— TASK DETAILS —
Read through the entries below and return each line with the word "name".

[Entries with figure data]
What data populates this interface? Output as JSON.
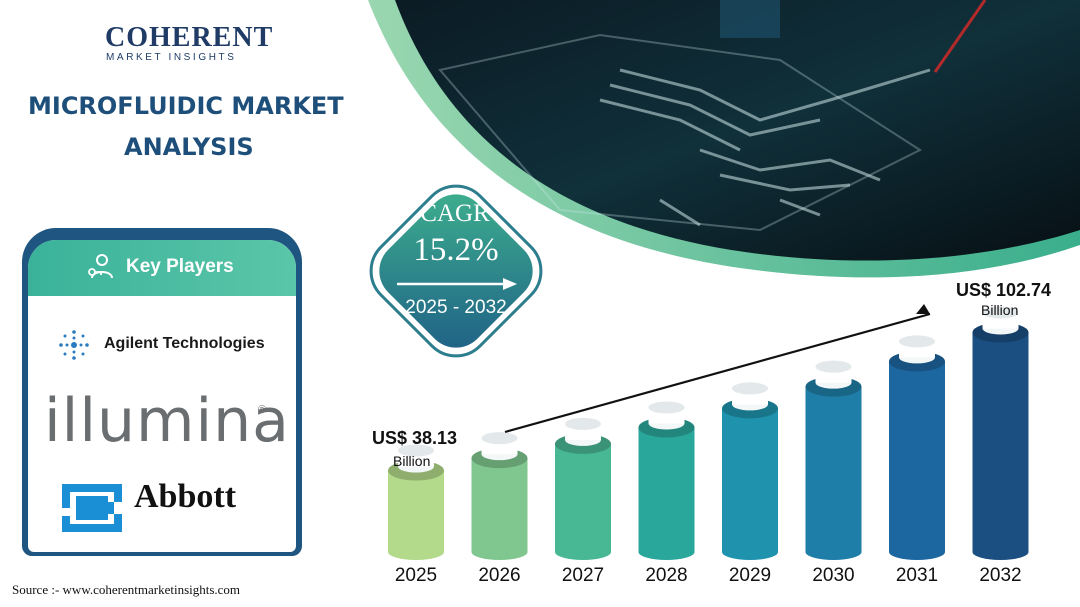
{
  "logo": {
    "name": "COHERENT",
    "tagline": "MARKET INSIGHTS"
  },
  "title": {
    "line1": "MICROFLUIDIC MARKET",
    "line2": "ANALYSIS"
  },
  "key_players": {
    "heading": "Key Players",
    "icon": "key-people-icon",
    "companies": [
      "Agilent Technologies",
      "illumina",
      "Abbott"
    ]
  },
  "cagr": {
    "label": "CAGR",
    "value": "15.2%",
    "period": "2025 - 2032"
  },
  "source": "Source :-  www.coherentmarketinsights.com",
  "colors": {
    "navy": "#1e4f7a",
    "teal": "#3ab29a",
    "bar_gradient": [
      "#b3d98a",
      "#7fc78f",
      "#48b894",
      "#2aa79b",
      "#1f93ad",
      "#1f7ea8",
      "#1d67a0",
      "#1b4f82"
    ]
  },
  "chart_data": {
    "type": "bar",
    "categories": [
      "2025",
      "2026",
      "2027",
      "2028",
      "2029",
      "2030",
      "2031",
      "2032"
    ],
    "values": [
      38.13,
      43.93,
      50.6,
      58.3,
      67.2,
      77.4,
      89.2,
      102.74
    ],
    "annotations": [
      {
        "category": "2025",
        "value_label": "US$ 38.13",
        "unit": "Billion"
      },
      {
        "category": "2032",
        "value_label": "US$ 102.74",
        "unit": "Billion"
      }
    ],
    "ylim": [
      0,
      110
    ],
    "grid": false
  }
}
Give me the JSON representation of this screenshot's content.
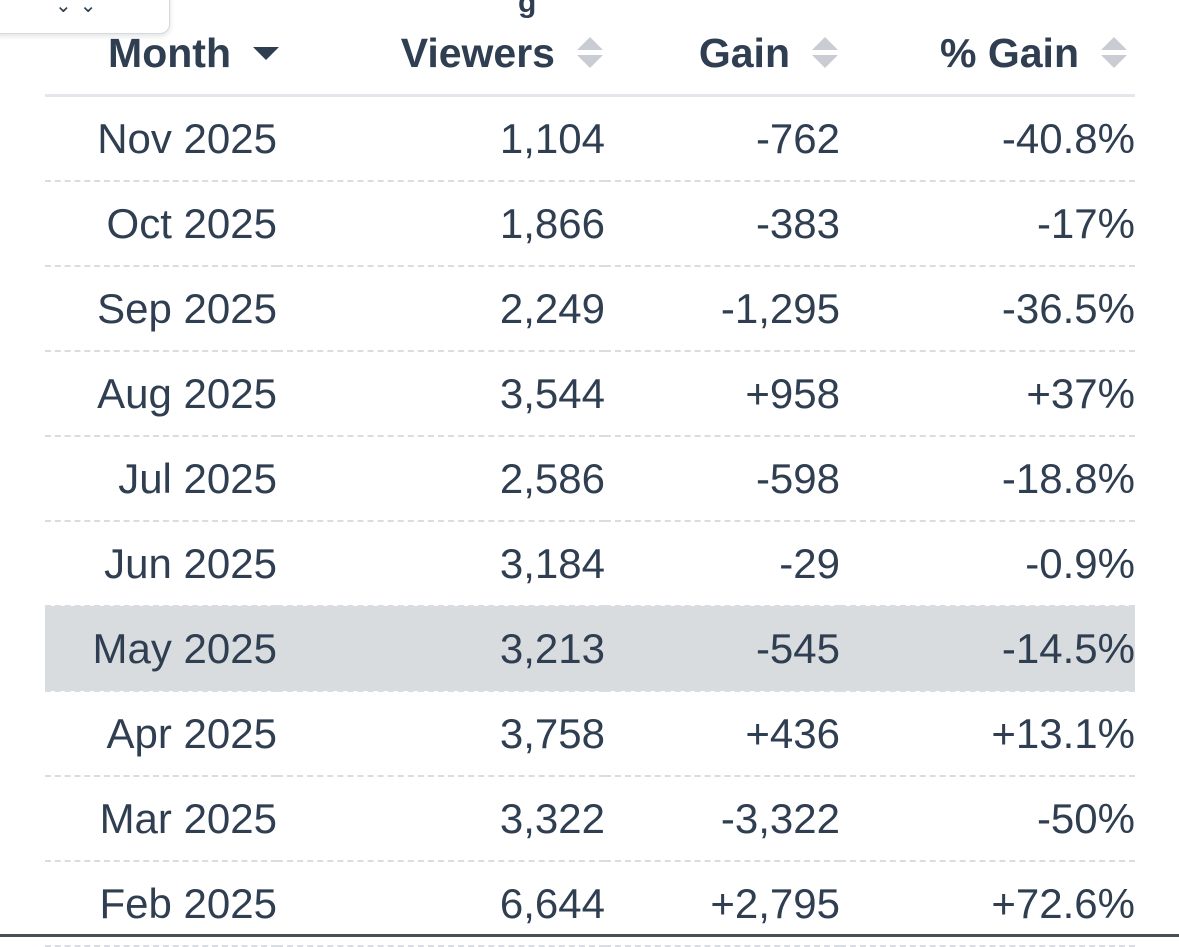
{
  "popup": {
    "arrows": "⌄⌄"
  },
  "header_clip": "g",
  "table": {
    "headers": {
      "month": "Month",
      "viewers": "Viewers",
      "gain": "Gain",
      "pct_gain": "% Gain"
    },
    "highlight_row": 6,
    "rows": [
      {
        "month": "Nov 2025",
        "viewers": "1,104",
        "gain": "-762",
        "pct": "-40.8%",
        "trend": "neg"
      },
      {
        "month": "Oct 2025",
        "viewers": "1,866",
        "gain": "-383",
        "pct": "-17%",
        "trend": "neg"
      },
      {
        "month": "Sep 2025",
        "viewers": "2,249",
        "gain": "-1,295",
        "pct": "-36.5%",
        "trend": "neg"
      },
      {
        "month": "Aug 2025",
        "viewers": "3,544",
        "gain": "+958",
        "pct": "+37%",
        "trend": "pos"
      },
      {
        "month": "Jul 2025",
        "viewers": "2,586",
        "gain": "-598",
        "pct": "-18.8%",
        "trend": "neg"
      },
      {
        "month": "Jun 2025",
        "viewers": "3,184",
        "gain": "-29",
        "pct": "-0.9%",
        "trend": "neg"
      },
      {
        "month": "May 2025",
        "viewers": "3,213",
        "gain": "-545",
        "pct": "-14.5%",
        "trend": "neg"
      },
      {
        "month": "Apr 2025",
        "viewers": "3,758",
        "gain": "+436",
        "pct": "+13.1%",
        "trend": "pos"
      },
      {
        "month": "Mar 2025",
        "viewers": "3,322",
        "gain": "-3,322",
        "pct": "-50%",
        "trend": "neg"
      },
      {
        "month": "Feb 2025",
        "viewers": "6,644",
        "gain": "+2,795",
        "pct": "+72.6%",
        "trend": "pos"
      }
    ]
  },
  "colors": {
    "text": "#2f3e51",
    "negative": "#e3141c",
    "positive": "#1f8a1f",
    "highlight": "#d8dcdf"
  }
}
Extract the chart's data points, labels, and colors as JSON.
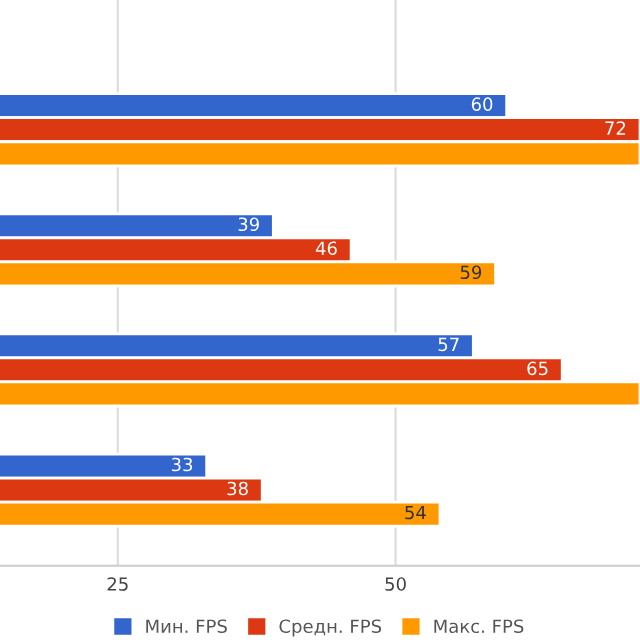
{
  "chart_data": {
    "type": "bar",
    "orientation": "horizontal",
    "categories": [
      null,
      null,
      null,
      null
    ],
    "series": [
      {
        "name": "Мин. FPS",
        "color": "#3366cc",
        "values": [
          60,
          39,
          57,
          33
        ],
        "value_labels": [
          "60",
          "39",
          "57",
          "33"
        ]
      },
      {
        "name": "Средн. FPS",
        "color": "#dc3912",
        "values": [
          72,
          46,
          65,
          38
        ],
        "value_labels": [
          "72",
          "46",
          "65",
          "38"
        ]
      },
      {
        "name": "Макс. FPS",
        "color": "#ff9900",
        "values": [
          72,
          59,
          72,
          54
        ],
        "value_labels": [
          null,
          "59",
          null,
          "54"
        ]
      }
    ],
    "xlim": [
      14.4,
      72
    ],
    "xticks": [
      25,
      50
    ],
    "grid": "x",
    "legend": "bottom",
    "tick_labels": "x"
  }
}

— EXERCISE SOLUTION —
    "name": "COHERENT",
        "name": "Мин. FPS",
        "name": "Средн. FPS",
        "name": "Макс. FPS",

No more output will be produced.